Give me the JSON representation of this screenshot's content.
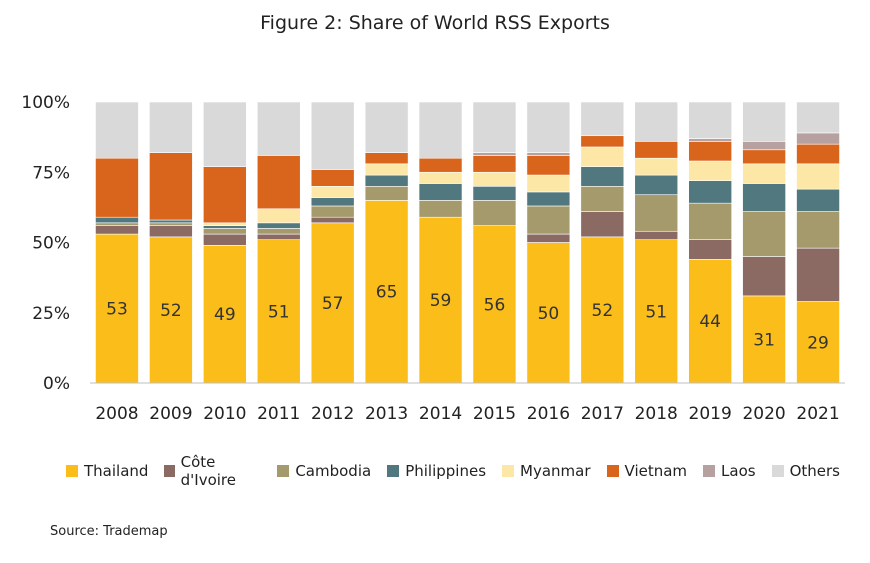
{
  "chart_data": {
    "type": "bar",
    "stacked": true,
    "title": "Figure 2: Share of World RSS Exports",
    "categories": [
      "2008",
      "2009",
      "2010",
      "2011",
      "2012",
      "2013",
      "2014",
      "2015",
      "2016",
      "2017",
      "2018",
      "2019",
      "2020",
      "2021"
    ],
    "ylim": [
      0,
      100
    ],
    "yticks": [
      "0%",
      "25%",
      "50%",
      "75%",
      "100%"
    ],
    "ytick_values": [
      0,
      25,
      50,
      75,
      100
    ],
    "grid": false,
    "legend_position": "bottom",
    "series": [
      {
        "name": "Thailand",
        "color": "#FBBD1A",
        "values": [
          53,
          52,
          49,
          51,
          57,
          65,
          59,
          56,
          50,
          52,
          51,
          44,
          31,
          29
        ],
        "show_labels": true
      },
      {
        "name": "Côte d'Ivoire",
        "color": "#8B6A64",
        "values": [
          3,
          4,
          4,
          2,
          2,
          0,
          0,
          0,
          3,
          9,
          3,
          7,
          14,
          19
        ]
      },
      {
        "name": "Cambodia",
        "color": "#A49A6B",
        "values": [
          1,
          1,
          2,
          2,
          4,
          5,
          6,
          9,
          10,
          9,
          13,
          13,
          16,
          13
        ]
      },
      {
        "name": "Philippines",
        "color": "#52787F",
        "values": [
          2,
          1,
          1,
          2,
          3,
          4,
          6,
          5,
          5,
          7,
          7,
          8,
          10,
          8
        ]
      },
      {
        "name": "Myanmar",
        "color": "#FCE7A6",
        "values": [
          0,
          0,
          1,
          5,
          4,
          4,
          4,
          5,
          6,
          7,
          6,
          7,
          7,
          9
        ]
      },
      {
        "name": "Vietnam",
        "color": "#D9641B",
        "values": [
          21,
          24,
          20,
          19,
          6,
          4,
          5,
          6,
          7,
          4,
          6,
          7,
          5,
          7
        ]
      },
      {
        "name": "Laos",
        "color": "#B7A0A0",
        "values": [
          0,
          0,
          0,
          0,
          0,
          0,
          0,
          1,
          1,
          0,
          0,
          1,
          3,
          4
        ]
      },
      {
        "name": "Others",
        "color": "#D9D9D9",
        "values": [
          20,
          18,
          23,
          19,
          24,
          18,
          20,
          18,
          18,
          12,
          14,
          13,
          14,
          11
        ]
      }
    ],
    "source": "Source: Trademap"
  }
}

━━━━━━━━━━━━━━━━━━━━━━━━━━━━━━

**Exercise details**: Set down all the entries exactly as they appear, but skip any pictures.

**Task answer**:
Give me the JSON representation of this screenshot's content.
{
  "chart_data": {
    "type": "bar",
    "stacked": true,
    "title": "Figure 2: Share of World RSS Exports",
    "categories": [
      "2008",
      "2009",
      "2010",
      "2011",
      "2012",
      "2013",
      "2014",
      "2015",
      "2016",
      "2017",
      "2018",
      "2019",
      "2020",
      "2021"
    ],
    "ylim": [
      0,
      100
    ],
    "yticks": [
      "0%",
      "25%",
      "50%",
      "75%",
      "100%"
    ],
    "ytick_values": [
      0,
      25,
      50,
      75,
      100
    ],
    "grid": false,
    "legend_position": "bottom",
    "series": [
      {
        "name": "Thailand",
        "color": "#FBBD1A",
        "values": [
          53,
          52,
          49,
          51,
          57,
          65,
          59,
          56,
          50,
          52,
          51,
          44,
          31,
          29
        ],
        "show_labels": true
      },
      {
        "name": "Côte d'Ivoire",
        "color": "#8B6A64",
        "values": [
          3,
          4,
          4,
          2,
          2,
          0,
          0,
          0,
          3,
          9,
          3,
          7,
          14,
          19
        ]
      },
      {
        "name": "Cambodia",
        "color": "#A49A6B",
        "values": [
          1,
          1,
          2,
          2,
          4,
          5,
          6,
          9,
          10,
          9,
          13,
          13,
          16,
          13
        ]
      },
      {
        "name": "Philippines",
        "color": "#52787F",
        "values": [
          2,
          1,
          1,
          2,
          3,
          4,
          6,
          5,
          5,
          7,
          7,
          8,
          10,
          8
        ]
      },
      {
        "name": "Myanmar",
        "color": "#FCE7A6",
        "values": [
          0,
          0,
          1,
          5,
          4,
          4,
          4,
          5,
          6,
          7,
          6,
          7,
          7,
          9
        ]
      },
      {
        "name": "Vietnam",
        "color": "#D9641B",
        "values": [
          21,
          24,
          20,
          19,
          6,
          4,
          5,
          6,
          7,
          4,
          6,
          7,
          5,
          7
        ]
      },
      {
        "name": "Laos",
        "color": "#B7A0A0",
        "values": [
          0,
          0,
          0,
          0,
          0,
          0,
          0,
          1,
          1,
          0,
          0,
          1,
          3,
          4
        ]
      },
      {
        "name": "Others",
        "color": "#D9D9D9",
        "values": [
          20,
          18,
          23,
          19,
          24,
          18,
          20,
          18,
          18,
          12,
          14,
          13,
          14,
          11
        ]
      }
    ],
    "source": "Source: Trademap"
  }
}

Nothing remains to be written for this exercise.